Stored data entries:
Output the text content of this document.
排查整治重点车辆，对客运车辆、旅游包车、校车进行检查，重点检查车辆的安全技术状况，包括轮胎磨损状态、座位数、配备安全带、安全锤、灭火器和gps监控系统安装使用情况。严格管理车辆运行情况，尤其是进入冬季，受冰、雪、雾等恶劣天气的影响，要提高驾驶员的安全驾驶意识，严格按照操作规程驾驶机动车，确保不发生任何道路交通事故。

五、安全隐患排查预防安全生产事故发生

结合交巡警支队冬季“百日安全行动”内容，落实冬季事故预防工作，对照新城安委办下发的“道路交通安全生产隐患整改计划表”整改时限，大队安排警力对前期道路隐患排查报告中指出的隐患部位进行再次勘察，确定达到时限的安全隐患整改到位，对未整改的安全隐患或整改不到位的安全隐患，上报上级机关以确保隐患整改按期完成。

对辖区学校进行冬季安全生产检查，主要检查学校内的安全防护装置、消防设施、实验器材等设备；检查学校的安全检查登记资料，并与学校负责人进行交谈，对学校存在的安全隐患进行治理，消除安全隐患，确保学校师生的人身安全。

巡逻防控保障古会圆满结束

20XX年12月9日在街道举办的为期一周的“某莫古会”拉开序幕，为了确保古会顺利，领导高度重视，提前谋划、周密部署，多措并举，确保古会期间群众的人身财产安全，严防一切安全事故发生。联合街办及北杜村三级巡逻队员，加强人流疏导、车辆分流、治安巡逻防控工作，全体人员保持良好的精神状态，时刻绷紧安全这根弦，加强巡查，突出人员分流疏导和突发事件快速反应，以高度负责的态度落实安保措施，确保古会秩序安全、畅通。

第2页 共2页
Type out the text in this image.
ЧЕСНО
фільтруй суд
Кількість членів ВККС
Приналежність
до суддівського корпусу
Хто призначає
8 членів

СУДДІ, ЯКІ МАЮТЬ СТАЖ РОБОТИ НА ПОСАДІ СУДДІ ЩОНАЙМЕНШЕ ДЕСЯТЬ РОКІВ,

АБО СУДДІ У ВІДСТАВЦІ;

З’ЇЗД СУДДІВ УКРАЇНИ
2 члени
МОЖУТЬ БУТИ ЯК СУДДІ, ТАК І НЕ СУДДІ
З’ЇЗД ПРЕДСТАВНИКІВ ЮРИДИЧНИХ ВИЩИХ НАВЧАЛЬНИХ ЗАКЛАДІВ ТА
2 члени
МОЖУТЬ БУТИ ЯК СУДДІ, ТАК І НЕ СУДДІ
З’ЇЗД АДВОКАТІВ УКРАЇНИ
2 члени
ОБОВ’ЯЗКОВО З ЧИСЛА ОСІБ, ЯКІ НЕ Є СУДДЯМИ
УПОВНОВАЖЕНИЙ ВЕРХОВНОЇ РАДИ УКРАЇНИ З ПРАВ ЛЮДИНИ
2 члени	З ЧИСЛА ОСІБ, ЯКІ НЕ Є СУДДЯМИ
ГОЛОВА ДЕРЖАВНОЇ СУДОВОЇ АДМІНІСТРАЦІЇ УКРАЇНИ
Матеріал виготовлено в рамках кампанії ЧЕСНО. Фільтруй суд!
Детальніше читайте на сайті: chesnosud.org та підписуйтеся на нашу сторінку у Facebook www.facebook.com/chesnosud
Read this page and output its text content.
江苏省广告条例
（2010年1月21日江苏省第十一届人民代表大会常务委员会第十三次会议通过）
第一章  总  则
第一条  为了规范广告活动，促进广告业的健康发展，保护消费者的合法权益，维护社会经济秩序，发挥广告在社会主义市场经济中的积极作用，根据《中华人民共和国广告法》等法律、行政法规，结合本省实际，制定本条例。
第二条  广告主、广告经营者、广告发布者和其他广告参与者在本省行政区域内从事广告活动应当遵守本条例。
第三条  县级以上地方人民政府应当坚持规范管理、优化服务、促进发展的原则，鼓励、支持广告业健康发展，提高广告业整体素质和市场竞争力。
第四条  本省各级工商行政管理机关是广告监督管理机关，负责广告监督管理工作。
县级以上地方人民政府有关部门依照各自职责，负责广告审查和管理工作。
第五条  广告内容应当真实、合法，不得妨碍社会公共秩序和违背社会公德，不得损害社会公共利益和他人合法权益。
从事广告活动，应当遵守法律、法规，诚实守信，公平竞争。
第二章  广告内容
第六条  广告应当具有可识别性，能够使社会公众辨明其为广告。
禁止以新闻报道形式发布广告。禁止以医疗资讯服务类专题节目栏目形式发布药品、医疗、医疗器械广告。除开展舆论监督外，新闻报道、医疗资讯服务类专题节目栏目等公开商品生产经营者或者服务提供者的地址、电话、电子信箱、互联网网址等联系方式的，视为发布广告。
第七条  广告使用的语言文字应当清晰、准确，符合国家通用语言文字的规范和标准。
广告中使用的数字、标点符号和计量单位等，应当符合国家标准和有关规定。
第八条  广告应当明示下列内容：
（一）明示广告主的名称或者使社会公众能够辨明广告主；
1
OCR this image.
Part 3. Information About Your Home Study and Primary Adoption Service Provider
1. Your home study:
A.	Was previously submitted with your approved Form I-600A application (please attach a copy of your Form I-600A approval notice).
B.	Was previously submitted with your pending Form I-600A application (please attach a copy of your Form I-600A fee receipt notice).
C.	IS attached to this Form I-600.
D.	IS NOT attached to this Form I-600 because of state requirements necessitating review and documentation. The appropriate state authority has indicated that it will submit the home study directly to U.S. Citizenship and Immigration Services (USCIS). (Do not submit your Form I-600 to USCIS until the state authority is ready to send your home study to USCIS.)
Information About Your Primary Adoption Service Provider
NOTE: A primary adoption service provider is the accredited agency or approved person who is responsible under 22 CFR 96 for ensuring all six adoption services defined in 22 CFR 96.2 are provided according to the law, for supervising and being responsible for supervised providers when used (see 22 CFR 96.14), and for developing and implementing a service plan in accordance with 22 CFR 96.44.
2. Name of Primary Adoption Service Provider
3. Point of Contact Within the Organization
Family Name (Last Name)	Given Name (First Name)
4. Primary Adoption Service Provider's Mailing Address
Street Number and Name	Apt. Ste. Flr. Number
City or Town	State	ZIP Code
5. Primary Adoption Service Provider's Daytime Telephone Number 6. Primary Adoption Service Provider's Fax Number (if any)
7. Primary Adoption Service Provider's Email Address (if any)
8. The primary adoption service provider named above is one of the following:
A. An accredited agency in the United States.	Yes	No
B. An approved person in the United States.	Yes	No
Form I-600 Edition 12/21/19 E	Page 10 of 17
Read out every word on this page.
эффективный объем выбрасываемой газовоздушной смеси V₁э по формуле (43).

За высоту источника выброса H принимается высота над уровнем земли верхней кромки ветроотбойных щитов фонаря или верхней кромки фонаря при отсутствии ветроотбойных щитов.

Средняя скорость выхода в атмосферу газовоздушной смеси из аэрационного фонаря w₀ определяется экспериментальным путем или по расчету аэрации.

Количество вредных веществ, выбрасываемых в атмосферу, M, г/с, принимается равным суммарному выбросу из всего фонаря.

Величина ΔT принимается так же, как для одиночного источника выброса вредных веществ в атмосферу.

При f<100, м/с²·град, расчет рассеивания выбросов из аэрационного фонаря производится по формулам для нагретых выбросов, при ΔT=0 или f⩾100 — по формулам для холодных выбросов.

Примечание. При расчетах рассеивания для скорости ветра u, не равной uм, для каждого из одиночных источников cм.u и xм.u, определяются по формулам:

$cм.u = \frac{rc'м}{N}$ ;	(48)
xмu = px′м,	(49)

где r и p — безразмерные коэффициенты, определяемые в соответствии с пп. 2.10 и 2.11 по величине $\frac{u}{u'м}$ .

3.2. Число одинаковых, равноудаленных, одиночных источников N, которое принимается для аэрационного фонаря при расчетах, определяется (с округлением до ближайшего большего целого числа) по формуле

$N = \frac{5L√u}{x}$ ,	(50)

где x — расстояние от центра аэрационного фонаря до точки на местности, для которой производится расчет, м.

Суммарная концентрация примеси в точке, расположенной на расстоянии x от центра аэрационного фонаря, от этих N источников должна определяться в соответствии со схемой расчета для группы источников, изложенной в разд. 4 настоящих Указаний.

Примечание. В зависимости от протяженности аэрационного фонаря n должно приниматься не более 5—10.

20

PROBLEM DESCRIPTION: Locate the word "СУДДЯМИ" in the records and collect each line it appears in.

THE RESULT:
ОБОВ’ЯЗКОВО З ЧИСЛА ОСІБ, ЯКІ НЕ Є СУДДЯМИ
2 члени	З ЧИСЛА ОСІБ, ЯКІ НЕ Є СУДДЯМИ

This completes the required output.